State how many lines of the records contain the string "JSON", and give no other information.
-*-
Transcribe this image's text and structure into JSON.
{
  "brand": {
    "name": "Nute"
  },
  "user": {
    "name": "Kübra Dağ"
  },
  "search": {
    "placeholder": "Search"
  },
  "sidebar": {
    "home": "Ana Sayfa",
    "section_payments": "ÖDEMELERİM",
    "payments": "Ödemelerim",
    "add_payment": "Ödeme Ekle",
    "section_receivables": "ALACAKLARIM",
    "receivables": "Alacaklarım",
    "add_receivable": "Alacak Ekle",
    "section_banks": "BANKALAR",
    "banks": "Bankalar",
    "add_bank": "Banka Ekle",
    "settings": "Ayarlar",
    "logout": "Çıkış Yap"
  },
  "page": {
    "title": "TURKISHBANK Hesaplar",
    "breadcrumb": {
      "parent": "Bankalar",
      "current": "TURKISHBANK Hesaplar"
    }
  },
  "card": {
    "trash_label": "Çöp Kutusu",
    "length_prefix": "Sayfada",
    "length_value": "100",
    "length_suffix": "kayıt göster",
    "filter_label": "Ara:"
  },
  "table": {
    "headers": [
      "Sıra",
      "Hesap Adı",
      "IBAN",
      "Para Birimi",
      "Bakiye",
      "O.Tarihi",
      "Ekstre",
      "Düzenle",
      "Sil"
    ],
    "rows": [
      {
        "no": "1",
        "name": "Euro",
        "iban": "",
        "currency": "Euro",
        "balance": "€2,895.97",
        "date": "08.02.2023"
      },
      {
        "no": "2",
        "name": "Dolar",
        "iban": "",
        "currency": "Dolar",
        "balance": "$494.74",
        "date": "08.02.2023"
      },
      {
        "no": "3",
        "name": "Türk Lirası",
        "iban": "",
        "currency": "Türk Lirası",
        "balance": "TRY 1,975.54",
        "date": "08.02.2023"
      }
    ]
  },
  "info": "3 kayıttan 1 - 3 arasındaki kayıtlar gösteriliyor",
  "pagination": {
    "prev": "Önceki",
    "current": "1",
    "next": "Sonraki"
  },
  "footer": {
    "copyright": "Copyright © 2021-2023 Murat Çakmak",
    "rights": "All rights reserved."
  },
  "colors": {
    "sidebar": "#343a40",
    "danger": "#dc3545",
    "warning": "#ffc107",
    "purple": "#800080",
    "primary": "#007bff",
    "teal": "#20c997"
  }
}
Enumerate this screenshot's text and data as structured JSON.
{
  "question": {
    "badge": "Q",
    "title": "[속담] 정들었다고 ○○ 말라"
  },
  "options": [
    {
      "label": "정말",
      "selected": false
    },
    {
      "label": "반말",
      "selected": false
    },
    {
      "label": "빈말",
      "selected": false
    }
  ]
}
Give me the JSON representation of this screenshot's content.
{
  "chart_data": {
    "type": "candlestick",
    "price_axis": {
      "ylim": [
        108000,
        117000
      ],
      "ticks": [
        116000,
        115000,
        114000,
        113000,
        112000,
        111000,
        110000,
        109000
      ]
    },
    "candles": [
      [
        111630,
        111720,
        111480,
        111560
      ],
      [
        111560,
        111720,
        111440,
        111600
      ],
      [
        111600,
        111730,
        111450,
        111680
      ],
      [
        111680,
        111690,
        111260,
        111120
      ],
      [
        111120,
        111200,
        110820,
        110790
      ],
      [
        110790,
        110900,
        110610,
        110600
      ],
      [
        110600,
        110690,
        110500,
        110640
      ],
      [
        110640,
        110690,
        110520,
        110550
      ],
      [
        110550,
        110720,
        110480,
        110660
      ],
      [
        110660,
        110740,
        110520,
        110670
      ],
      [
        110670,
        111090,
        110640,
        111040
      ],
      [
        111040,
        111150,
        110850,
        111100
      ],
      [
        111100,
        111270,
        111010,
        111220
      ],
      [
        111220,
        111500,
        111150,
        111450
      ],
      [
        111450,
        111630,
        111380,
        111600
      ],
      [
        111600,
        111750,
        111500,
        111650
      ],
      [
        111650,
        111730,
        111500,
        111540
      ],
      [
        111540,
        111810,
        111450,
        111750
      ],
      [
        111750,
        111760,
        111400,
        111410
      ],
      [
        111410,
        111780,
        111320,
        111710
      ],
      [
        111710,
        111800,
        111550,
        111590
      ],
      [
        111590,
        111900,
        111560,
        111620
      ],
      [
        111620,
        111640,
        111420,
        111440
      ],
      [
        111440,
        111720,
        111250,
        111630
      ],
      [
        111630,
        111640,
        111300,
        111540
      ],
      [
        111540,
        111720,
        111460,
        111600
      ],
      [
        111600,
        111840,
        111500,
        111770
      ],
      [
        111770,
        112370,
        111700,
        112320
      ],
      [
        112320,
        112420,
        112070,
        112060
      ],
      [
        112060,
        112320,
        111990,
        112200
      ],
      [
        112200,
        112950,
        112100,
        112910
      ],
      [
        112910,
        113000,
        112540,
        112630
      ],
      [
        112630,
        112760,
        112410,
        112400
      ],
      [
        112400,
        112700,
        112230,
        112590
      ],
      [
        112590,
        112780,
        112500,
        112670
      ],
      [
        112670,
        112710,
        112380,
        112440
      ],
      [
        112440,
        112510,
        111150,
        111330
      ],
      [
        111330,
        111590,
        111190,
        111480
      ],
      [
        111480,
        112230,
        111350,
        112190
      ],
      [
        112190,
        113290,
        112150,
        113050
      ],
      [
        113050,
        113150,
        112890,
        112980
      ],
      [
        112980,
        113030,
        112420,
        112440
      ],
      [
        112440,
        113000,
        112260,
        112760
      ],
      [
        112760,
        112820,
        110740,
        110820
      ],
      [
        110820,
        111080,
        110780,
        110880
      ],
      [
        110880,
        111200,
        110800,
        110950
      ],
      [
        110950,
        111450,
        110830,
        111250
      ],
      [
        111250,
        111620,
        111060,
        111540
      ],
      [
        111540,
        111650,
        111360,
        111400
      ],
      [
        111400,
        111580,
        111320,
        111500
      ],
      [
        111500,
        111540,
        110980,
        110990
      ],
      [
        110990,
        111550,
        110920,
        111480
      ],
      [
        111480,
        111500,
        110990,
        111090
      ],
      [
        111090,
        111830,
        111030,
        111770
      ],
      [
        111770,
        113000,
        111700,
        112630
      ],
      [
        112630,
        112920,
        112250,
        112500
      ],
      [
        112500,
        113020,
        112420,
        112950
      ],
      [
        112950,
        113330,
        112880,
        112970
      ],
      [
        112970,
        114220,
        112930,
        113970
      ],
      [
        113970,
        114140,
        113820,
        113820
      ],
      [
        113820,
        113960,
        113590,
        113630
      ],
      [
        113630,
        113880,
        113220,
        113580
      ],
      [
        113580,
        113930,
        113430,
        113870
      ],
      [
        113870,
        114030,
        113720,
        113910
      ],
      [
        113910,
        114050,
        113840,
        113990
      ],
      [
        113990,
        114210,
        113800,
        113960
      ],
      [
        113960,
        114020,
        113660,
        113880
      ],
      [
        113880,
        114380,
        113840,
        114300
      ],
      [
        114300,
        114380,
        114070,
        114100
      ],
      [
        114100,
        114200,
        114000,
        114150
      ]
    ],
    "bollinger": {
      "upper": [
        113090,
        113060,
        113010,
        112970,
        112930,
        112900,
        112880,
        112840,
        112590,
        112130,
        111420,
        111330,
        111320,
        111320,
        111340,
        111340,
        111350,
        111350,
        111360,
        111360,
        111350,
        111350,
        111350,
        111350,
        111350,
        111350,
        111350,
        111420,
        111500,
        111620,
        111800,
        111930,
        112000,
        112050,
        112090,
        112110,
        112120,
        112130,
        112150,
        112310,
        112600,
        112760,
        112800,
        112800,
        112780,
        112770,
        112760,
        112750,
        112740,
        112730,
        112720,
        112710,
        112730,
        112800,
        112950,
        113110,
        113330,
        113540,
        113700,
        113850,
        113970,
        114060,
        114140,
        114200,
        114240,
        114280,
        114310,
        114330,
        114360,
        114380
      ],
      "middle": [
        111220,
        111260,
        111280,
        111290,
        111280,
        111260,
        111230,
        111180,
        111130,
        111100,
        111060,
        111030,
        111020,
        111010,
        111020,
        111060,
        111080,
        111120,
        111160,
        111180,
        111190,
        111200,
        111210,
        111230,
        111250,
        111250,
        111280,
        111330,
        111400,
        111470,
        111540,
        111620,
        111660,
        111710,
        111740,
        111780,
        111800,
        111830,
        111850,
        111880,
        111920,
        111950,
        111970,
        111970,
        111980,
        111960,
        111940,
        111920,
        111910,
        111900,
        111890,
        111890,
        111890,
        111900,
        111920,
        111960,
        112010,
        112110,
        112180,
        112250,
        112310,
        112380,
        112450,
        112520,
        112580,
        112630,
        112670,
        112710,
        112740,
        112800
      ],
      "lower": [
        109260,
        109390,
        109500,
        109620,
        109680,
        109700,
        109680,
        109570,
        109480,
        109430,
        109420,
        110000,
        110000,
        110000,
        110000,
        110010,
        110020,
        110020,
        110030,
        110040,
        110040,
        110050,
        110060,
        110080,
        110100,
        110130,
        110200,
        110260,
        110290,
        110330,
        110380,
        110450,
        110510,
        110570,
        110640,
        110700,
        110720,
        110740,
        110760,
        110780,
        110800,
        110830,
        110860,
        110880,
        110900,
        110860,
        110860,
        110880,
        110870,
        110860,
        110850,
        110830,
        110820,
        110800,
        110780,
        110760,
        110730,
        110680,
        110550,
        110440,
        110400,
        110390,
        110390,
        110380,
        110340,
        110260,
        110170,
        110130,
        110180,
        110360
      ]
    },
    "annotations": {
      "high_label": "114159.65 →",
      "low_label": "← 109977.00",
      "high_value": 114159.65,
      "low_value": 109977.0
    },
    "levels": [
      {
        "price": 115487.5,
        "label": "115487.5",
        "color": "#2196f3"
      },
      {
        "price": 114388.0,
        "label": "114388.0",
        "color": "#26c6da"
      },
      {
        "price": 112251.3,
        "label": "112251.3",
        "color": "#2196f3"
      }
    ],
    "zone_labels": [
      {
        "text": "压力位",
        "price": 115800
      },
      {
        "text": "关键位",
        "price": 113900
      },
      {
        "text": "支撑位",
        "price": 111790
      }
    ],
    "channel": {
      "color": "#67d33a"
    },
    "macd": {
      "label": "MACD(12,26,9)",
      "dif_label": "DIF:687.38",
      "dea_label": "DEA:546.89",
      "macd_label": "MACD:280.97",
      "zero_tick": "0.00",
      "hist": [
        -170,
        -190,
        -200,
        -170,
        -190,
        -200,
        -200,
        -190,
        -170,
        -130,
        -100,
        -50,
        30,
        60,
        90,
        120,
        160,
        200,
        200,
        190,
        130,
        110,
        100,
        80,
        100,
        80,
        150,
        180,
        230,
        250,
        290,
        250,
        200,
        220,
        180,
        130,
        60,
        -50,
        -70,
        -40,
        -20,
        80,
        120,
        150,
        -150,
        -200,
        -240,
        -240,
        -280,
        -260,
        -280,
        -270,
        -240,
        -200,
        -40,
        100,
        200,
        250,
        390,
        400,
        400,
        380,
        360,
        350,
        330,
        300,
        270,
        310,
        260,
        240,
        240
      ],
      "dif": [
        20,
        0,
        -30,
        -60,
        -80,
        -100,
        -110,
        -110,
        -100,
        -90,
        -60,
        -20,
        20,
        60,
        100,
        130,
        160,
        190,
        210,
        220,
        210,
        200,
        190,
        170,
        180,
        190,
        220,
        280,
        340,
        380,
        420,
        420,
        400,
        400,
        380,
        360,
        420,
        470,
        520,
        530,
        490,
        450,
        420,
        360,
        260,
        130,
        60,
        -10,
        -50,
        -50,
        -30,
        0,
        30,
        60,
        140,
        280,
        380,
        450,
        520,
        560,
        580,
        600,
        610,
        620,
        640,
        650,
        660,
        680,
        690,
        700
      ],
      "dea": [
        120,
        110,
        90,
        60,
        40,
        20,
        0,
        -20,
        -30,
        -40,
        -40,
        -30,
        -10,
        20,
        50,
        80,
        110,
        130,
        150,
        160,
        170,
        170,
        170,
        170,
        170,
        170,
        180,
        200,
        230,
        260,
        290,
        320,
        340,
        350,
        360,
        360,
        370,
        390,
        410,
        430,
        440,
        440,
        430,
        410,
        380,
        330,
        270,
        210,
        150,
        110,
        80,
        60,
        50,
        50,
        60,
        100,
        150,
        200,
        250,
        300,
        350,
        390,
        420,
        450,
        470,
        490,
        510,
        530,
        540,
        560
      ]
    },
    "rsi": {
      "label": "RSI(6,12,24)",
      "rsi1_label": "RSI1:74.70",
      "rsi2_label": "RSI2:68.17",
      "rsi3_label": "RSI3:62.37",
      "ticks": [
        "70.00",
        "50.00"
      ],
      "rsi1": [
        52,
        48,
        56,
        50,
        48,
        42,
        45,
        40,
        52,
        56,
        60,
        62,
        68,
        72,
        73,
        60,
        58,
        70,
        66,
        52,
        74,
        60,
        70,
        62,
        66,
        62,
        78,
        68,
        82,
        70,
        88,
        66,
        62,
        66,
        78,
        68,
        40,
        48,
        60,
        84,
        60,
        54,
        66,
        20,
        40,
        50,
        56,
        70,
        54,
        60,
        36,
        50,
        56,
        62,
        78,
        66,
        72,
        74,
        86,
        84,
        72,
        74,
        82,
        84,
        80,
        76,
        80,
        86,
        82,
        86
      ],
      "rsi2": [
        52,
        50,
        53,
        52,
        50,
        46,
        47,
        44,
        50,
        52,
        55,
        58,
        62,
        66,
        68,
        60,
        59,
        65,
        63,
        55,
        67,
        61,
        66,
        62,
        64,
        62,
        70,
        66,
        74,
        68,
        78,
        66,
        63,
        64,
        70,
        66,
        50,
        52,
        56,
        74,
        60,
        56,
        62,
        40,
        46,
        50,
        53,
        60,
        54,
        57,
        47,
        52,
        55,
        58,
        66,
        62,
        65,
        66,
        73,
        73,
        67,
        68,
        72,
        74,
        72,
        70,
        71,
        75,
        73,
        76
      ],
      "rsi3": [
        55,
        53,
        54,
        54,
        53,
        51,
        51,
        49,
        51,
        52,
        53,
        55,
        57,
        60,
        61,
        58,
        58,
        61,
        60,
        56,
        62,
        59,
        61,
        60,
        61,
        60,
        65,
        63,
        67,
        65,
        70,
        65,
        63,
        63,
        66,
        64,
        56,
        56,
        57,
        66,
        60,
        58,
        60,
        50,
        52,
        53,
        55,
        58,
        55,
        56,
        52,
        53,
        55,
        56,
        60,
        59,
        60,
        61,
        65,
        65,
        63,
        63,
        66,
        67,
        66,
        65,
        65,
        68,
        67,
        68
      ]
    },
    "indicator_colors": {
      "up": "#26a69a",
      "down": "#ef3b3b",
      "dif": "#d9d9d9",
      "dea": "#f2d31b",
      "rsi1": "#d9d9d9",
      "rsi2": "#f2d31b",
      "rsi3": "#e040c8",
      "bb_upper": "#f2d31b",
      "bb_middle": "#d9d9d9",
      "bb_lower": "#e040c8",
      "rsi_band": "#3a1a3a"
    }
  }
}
-*-
Finished answer:
3